- **Short exercise**: From the entries below, copy every line that holds the word "EURUSD".

━━━ Raw records ━━━

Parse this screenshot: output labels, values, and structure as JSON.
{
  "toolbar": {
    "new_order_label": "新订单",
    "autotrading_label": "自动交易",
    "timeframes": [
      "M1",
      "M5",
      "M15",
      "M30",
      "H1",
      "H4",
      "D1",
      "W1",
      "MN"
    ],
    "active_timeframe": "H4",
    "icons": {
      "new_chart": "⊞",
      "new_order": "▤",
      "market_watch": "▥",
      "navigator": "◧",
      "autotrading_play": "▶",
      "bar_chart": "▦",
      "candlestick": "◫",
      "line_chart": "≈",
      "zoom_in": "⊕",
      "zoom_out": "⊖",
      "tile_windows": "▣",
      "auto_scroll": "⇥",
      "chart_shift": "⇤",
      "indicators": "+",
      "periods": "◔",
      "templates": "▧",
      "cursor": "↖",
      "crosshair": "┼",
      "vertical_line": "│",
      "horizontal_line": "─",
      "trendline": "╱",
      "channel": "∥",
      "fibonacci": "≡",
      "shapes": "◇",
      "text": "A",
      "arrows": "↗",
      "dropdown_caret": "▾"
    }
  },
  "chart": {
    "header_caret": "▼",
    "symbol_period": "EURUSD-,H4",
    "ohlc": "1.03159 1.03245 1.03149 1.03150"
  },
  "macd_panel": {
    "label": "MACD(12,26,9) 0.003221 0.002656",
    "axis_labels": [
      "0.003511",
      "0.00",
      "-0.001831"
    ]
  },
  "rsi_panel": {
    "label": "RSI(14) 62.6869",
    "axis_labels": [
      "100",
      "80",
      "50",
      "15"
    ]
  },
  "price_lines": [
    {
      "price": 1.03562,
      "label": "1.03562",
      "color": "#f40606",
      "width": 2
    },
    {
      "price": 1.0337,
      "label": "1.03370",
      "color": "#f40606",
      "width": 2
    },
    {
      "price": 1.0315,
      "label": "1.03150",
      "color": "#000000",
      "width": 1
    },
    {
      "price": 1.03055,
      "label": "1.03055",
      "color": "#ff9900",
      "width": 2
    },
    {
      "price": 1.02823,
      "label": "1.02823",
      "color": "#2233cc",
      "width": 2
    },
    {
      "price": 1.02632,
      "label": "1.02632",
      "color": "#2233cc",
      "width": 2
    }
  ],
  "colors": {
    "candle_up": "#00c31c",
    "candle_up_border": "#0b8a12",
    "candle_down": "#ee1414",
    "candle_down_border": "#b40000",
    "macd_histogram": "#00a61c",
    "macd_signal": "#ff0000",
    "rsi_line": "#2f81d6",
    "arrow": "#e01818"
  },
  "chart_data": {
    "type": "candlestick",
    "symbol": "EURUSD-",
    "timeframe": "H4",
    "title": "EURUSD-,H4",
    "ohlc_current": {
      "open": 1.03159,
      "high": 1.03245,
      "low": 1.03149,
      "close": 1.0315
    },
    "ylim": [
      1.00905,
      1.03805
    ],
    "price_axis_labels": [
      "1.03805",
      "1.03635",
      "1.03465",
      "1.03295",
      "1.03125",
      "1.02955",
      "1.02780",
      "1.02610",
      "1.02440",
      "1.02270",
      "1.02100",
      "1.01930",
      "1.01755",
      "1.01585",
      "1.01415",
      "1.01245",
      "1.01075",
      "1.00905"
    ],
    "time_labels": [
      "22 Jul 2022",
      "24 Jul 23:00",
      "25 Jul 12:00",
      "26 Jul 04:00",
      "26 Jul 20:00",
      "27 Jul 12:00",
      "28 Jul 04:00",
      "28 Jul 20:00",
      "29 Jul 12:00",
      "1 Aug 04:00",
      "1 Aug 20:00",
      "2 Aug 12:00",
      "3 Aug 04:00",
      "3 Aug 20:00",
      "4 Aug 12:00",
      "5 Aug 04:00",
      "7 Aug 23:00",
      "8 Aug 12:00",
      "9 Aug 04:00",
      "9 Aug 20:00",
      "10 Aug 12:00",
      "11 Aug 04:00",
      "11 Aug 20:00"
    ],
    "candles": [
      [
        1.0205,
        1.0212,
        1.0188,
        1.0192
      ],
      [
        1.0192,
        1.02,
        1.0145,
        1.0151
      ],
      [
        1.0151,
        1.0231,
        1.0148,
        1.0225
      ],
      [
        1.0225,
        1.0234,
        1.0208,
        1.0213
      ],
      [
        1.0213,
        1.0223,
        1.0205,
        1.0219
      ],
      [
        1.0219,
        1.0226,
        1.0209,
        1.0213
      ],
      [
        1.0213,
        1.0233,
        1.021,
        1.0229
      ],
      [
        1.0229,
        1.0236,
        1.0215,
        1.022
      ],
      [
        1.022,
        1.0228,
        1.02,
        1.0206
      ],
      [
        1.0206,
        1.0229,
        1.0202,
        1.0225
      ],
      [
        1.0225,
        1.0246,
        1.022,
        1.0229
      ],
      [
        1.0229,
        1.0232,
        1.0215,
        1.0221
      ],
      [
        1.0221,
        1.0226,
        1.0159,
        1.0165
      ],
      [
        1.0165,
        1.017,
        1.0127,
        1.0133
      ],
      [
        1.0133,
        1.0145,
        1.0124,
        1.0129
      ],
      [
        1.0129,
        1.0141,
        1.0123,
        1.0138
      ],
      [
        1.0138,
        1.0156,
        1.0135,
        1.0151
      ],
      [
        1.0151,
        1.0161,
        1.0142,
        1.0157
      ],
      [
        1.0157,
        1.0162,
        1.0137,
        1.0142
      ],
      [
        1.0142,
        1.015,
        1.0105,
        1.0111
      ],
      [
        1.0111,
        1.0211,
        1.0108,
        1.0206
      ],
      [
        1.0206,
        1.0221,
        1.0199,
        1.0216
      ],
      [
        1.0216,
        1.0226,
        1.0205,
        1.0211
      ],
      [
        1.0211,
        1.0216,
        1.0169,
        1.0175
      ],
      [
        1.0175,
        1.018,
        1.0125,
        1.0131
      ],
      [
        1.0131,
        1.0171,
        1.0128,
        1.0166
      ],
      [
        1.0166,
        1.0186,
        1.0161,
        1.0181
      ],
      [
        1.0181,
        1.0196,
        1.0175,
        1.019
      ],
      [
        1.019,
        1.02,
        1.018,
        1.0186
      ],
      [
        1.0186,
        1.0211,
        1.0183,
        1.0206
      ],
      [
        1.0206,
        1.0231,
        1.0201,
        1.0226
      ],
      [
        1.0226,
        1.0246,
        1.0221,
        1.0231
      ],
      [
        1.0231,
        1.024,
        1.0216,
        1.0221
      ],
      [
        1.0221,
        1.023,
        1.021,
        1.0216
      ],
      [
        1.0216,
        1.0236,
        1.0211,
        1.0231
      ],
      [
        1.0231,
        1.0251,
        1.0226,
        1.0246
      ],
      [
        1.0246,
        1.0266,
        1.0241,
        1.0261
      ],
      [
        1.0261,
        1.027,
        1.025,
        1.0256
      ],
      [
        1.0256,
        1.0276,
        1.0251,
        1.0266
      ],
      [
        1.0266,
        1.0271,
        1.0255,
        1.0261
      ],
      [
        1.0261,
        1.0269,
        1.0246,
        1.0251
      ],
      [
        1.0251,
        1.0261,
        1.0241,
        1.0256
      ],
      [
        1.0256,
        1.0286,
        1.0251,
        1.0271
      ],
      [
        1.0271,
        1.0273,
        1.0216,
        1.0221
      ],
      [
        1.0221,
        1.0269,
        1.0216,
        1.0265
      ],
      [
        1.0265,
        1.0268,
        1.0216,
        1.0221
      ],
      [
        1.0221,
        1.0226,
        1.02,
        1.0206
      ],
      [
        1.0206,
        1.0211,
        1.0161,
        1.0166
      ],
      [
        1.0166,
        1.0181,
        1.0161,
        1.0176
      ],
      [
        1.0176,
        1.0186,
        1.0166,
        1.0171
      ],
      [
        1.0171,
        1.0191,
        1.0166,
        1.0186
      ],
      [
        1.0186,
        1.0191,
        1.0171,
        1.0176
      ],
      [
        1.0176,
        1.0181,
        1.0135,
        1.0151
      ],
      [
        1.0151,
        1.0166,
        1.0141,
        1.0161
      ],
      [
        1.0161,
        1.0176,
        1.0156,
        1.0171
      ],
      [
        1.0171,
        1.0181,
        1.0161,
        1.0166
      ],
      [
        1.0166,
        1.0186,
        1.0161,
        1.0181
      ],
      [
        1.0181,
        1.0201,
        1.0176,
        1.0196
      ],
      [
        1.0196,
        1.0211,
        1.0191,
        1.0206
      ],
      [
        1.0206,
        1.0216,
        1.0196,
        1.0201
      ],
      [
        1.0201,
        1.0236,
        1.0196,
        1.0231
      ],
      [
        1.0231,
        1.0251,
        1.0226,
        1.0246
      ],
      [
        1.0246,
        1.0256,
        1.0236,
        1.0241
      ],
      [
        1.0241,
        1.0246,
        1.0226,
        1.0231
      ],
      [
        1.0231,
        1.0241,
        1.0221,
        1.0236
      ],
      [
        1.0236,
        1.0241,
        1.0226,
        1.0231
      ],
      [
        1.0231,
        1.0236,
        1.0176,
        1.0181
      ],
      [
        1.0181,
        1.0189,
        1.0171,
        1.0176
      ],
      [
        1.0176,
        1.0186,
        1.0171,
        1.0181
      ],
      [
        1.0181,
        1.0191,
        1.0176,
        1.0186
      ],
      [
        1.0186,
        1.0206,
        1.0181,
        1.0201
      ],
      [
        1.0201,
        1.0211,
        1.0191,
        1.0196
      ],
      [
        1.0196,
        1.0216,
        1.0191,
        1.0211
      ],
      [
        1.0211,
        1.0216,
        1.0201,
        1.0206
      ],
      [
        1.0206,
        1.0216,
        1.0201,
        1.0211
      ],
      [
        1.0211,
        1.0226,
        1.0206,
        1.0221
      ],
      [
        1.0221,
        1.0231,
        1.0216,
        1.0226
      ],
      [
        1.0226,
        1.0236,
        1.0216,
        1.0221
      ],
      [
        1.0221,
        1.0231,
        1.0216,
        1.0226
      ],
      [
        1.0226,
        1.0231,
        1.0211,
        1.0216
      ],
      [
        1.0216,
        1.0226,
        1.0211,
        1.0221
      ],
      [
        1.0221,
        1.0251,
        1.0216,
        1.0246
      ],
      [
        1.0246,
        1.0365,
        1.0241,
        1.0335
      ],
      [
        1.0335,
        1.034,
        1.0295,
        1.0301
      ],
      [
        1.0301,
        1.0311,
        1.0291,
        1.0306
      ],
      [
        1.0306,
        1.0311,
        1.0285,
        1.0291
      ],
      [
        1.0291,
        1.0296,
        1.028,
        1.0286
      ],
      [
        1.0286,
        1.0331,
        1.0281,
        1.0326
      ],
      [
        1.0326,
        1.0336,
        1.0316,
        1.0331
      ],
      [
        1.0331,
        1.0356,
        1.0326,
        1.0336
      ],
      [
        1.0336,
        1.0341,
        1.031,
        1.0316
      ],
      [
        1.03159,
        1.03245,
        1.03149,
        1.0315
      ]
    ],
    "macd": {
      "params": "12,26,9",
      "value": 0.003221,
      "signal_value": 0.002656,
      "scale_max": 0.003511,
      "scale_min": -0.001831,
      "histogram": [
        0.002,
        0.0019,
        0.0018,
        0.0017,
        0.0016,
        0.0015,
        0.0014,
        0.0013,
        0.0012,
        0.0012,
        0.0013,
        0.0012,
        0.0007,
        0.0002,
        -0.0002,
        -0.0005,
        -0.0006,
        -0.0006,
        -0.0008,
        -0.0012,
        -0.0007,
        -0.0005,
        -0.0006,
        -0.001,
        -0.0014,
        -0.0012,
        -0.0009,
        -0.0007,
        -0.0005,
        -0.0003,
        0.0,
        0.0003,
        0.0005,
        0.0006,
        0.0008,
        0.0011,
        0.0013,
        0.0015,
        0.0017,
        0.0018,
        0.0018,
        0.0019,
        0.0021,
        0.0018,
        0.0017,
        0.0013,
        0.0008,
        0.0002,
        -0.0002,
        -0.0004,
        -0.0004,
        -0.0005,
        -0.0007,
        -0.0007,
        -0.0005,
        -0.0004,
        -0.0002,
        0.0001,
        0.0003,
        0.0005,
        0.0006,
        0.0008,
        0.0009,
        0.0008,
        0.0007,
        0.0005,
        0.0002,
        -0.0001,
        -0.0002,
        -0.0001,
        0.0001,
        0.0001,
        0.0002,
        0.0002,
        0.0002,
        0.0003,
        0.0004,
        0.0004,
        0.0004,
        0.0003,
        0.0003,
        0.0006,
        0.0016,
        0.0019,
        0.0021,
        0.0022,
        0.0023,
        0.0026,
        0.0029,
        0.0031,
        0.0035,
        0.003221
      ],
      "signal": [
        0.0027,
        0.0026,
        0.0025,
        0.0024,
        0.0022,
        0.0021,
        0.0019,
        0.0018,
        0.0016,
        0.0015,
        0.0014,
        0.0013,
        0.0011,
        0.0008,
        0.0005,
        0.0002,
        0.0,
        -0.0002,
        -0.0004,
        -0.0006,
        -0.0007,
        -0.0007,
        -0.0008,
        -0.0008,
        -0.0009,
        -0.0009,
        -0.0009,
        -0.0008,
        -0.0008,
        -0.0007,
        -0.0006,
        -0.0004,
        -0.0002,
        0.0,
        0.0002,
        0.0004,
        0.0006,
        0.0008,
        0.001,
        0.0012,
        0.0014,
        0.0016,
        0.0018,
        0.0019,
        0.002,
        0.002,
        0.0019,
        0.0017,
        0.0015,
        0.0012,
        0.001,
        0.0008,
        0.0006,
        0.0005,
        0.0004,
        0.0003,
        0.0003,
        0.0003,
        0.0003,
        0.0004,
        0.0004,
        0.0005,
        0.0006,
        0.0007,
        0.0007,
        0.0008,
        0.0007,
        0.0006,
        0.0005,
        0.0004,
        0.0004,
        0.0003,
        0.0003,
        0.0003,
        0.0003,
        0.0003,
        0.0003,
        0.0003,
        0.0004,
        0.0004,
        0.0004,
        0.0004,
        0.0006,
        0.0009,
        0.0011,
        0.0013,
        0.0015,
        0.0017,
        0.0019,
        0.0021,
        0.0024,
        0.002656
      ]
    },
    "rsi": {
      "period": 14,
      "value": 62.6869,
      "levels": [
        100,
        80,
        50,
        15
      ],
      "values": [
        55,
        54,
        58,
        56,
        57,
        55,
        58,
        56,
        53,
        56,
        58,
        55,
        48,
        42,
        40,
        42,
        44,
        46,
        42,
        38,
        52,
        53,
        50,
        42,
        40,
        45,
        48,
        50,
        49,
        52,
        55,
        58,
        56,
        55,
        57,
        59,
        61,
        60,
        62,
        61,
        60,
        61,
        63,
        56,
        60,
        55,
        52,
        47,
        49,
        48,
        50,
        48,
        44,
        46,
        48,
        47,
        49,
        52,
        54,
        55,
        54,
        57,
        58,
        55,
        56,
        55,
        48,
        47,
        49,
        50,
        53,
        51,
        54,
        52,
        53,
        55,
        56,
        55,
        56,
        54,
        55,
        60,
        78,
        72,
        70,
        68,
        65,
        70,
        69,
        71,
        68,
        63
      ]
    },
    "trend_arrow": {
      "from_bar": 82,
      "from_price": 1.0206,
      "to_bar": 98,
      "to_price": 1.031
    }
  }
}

━━━

- **The solution**:
    "symbol_period": "EURUSD-,H4",
    "symbol": "EURUSD-",
    "title": "EURUSD-,H4",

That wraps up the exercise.